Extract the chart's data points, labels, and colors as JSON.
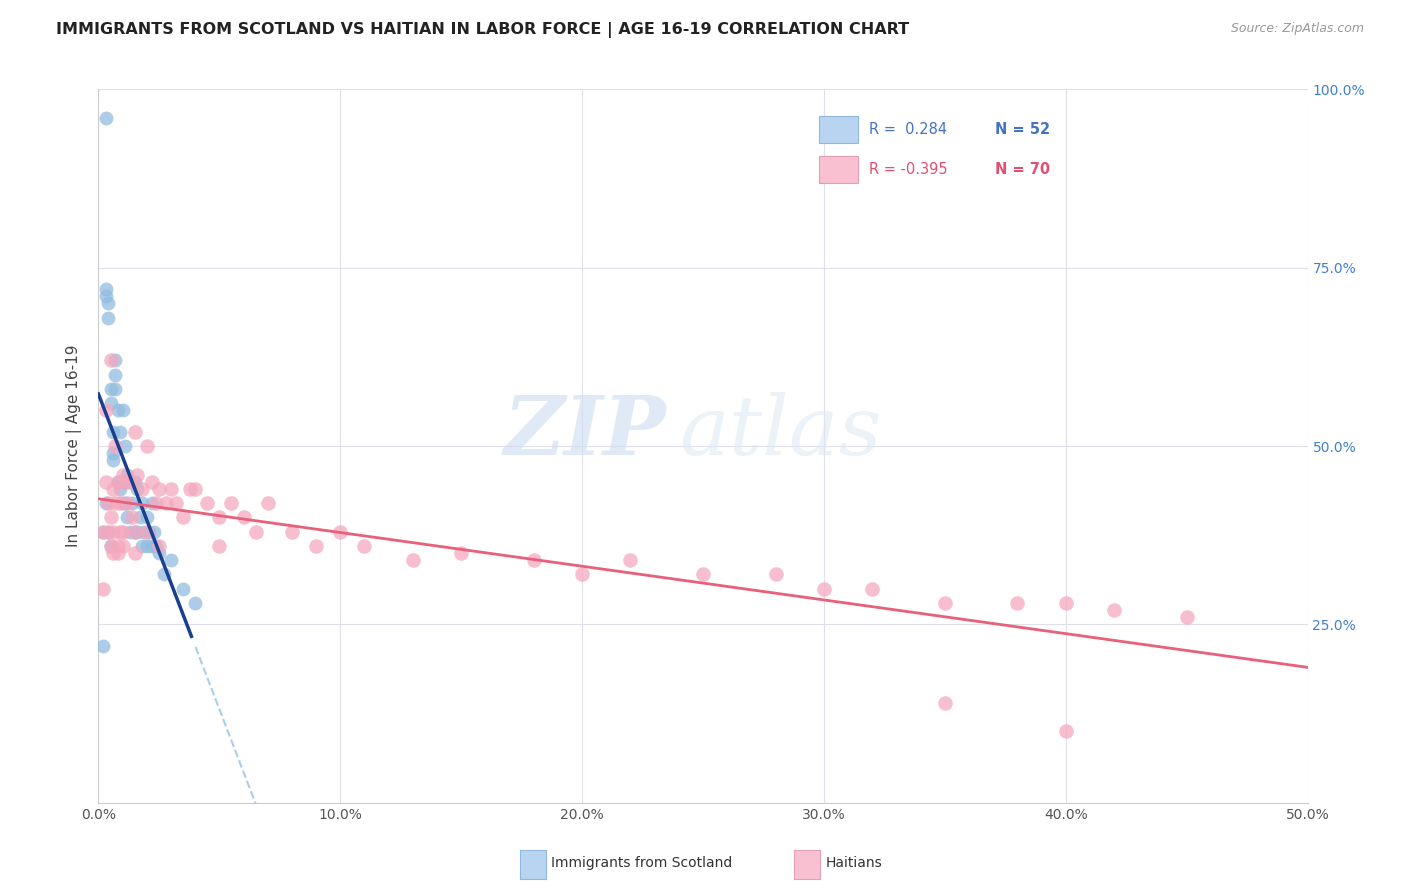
{
  "title": "IMMIGRANTS FROM SCOTLAND VS HAITIAN IN LABOR FORCE | AGE 16-19 CORRELATION CHART",
  "source": "Source: ZipAtlas.com",
  "ylabel": "In Labor Force | Age 16-19",
  "xmin": 0.0,
  "xmax": 0.5,
  "ymin": 0.0,
  "ymax": 1.0,
  "ytick_values": [
    0.0,
    0.25,
    0.5,
    0.75,
    1.0
  ],
  "ytick_labels": [
    "",
    "25.0%",
    "50.0%",
    "75.0%",
    "100.0%"
  ],
  "xtick_values": [
    0.0,
    0.1,
    0.2,
    0.3,
    0.4,
    0.5
  ],
  "xtick_labels": [
    "0.0%",
    "10.0%",
    "20.0%",
    "30.0%",
    "40.0%",
    "50.0%"
  ],
  "scotland_color": "#92bce0",
  "haitian_color": "#f4a8be",
  "scotland_line_color": "#1a3f8f",
  "haitian_line_color": "#e8607a",
  "dashed_line_color": "#aaccee",
  "background_color": "#ffffff",
  "grid_color": "#e0e0ea",
  "watermark_color": "#d0dff0",
  "legend_fill_scot": "#b8d4f0",
  "legend_fill_hait": "#f8c0d0",
  "legend_border": "#cccccc",
  "right_axis_color": "#4080d0",
  "scotland_x": [
    0.003,
    0.002,
    0.002,
    0.003,
    0.003,
    0.004,
    0.004,
    0.005,
    0.005,
    0.006,
    0.006,
    0.006,
    0.007,
    0.007,
    0.007,
    0.008,
    0.008,
    0.009,
    0.009,
    0.01,
    0.01,
    0.01,
    0.011,
    0.011,
    0.012,
    0.012,
    0.013,
    0.013,
    0.014,
    0.015,
    0.015,
    0.016,
    0.016,
    0.017,
    0.018,
    0.018,
    0.019,
    0.02,
    0.02,
    0.021,
    0.022,
    0.022,
    0.023,
    0.024,
    0.025,
    0.027,
    0.03,
    0.035,
    0.04,
    0.003,
    0.004,
    0.005
  ],
  "scotland_y": [
    0.96,
    0.38,
    0.22,
    0.72,
    0.71,
    0.7,
    0.68,
    0.58,
    0.56,
    0.52,
    0.49,
    0.48,
    0.62,
    0.6,
    0.58,
    0.55,
    0.45,
    0.52,
    0.44,
    0.55,
    0.45,
    0.42,
    0.5,
    0.42,
    0.46,
    0.4,
    0.45,
    0.38,
    0.42,
    0.45,
    0.38,
    0.44,
    0.38,
    0.4,
    0.42,
    0.36,
    0.38,
    0.4,
    0.36,
    0.38,
    0.42,
    0.36,
    0.38,
    0.36,
    0.35,
    0.32,
    0.34,
    0.3,
    0.28,
    0.42,
    0.38,
    0.36
  ],
  "haitian_x": [
    0.002,
    0.002,
    0.003,
    0.003,
    0.004,
    0.004,
    0.005,
    0.005,
    0.005,
    0.006,
    0.006,
    0.007,
    0.007,
    0.008,
    0.008,
    0.009,
    0.009,
    0.01,
    0.01,
    0.011,
    0.012,
    0.013,
    0.014,
    0.015,
    0.015,
    0.016,
    0.018,
    0.02,
    0.022,
    0.024,
    0.025,
    0.028,
    0.03,
    0.032,
    0.035,
    0.038,
    0.04,
    0.045,
    0.05,
    0.055,
    0.06,
    0.065,
    0.07,
    0.08,
    0.09,
    0.1,
    0.11,
    0.13,
    0.15,
    0.18,
    0.2,
    0.22,
    0.25,
    0.28,
    0.3,
    0.32,
    0.35,
    0.38,
    0.4,
    0.42,
    0.45,
    0.006,
    0.008,
    0.01,
    0.015,
    0.02,
    0.025,
    0.05,
    0.35,
    0.4
  ],
  "haitian_y": [
    0.38,
    0.3,
    0.55,
    0.45,
    0.42,
    0.38,
    0.62,
    0.4,
    0.36,
    0.44,
    0.35,
    0.5,
    0.42,
    0.45,
    0.36,
    0.42,
    0.38,
    0.46,
    0.38,
    0.45,
    0.42,
    0.45,
    0.4,
    0.52,
    0.38,
    0.46,
    0.44,
    0.5,
    0.45,
    0.42,
    0.44,
    0.42,
    0.44,
    0.42,
    0.4,
    0.44,
    0.44,
    0.42,
    0.4,
    0.42,
    0.4,
    0.38,
    0.42,
    0.38,
    0.36,
    0.38,
    0.36,
    0.34,
    0.35,
    0.34,
    0.32,
    0.34,
    0.32,
    0.32,
    0.3,
    0.3,
    0.28,
    0.28,
    0.28,
    0.27,
    0.26,
    0.38,
    0.35,
    0.36,
    0.35,
    0.38,
    0.36,
    0.36,
    0.14,
    0.1
  ]
}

● ● ●

EXERCISE. Using the records above, retype everything exactly except the pictures.

REPLY TO THE EXERCISE.
Extract the chart's data points, labels, and colors as JSON.
{
  "title": "IMMIGRANTS FROM SCOTLAND VS HAITIAN IN LABOR FORCE | AGE 16-19 CORRELATION CHART",
  "source": "Source: ZipAtlas.com",
  "ylabel": "In Labor Force | Age 16-19",
  "xmin": 0.0,
  "xmax": 0.5,
  "ymin": 0.0,
  "ymax": 1.0,
  "ytick_values": [
    0.0,
    0.25,
    0.5,
    0.75,
    1.0
  ],
  "ytick_labels": [
    "",
    "25.0%",
    "50.0%",
    "75.0%",
    "100.0%"
  ],
  "xtick_values": [
    0.0,
    0.1,
    0.2,
    0.3,
    0.4,
    0.5
  ],
  "xtick_labels": [
    "0.0%",
    "10.0%",
    "20.0%",
    "30.0%",
    "40.0%",
    "50.0%"
  ],
  "scotland_color": "#92bce0",
  "haitian_color": "#f4a8be",
  "scotland_line_color": "#1a3f8f",
  "haitian_line_color": "#e8607a",
  "dashed_line_color": "#aaccee",
  "background_color": "#ffffff",
  "grid_color": "#e0e0ea",
  "watermark_color": "#d0dff0",
  "legend_fill_scot": "#b8d4f0",
  "legend_fill_hait": "#f8c0d0",
  "legend_border": "#cccccc",
  "right_axis_color": "#4080d0",
  "scotland_x": [
    0.003,
    0.002,
    0.002,
    0.003,
    0.003,
    0.004,
    0.004,
    0.005,
    0.005,
    0.006,
    0.006,
    0.006,
    0.007,
    0.007,
    0.007,
    0.008,
    0.008,
    0.009,
    0.009,
    0.01,
    0.01,
    0.01,
    0.011,
    0.011,
    0.012,
    0.012,
    0.013,
    0.013,
    0.014,
    0.015,
    0.015,
    0.016,
    0.016,
    0.017,
    0.018,
    0.018,
    0.019,
    0.02,
    0.02,
    0.021,
    0.022,
    0.022,
    0.023,
    0.024,
    0.025,
    0.027,
    0.03,
    0.035,
    0.04,
    0.003,
    0.004,
    0.005
  ],
  "scotland_y": [
    0.96,
    0.38,
    0.22,
    0.72,
    0.71,
    0.7,
    0.68,
    0.58,
    0.56,
    0.52,
    0.49,
    0.48,
    0.62,
    0.6,
    0.58,
    0.55,
    0.45,
    0.52,
    0.44,
    0.55,
    0.45,
    0.42,
    0.5,
    0.42,
    0.46,
    0.4,
    0.45,
    0.38,
    0.42,
    0.45,
    0.38,
    0.44,
    0.38,
    0.4,
    0.42,
    0.36,
    0.38,
    0.4,
    0.36,
    0.38,
    0.42,
    0.36,
    0.38,
    0.36,
    0.35,
    0.32,
    0.34,
    0.3,
    0.28,
    0.42,
    0.38,
    0.36
  ],
  "haitian_x": [
    0.002,
    0.002,
    0.003,
    0.003,
    0.004,
    0.004,
    0.005,
    0.005,
    0.005,
    0.006,
    0.006,
    0.007,
    0.007,
    0.008,
    0.008,
    0.009,
    0.009,
    0.01,
    0.01,
    0.011,
    0.012,
    0.013,
    0.014,
    0.015,
    0.015,
    0.016,
    0.018,
    0.02,
    0.022,
    0.024,
    0.025,
    0.028,
    0.03,
    0.032,
    0.035,
    0.038,
    0.04,
    0.045,
    0.05,
    0.055,
    0.06,
    0.065,
    0.07,
    0.08,
    0.09,
    0.1,
    0.11,
    0.13,
    0.15,
    0.18,
    0.2,
    0.22,
    0.25,
    0.28,
    0.3,
    0.32,
    0.35,
    0.38,
    0.4,
    0.42,
    0.45,
    0.006,
    0.008,
    0.01,
    0.015,
    0.02,
    0.025,
    0.05,
    0.35,
    0.4
  ],
  "haitian_y": [
    0.38,
    0.3,
    0.55,
    0.45,
    0.42,
    0.38,
    0.62,
    0.4,
    0.36,
    0.44,
    0.35,
    0.5,
    0.42,
    0.45,
    0.36,
    0.42,
    0.38,
    0.46,
    0.38,
    0.45,
    0.42,
    0.45,
    0.4,
    0.52,
    0.38,
    0.46,
    0.44,
    0.5,
    0.45,
    0.42,
    0.44,
    0.42,
    0.44,
    0.42,
    0.4,
    0.44,
    0.44,
    0.42,
    0.4,
    0.42,
    0.4,
    0.38,
    0.42,
    0.38,
    0.36,
    0.38,
    0.36,
    0.34,
    0.35,
    0.34,
    0.32,
    0.34,
    0.32,
    0.32,
    0.3,
    0.3,
    0.28,
    0.28,
    0.28,
    0.27,
    0.26,
    0.38,
    0.35,
    0.36,
    0.35,
    0.38,
    0.36,
    0.36,
    0.14,
    0.1
  ]
}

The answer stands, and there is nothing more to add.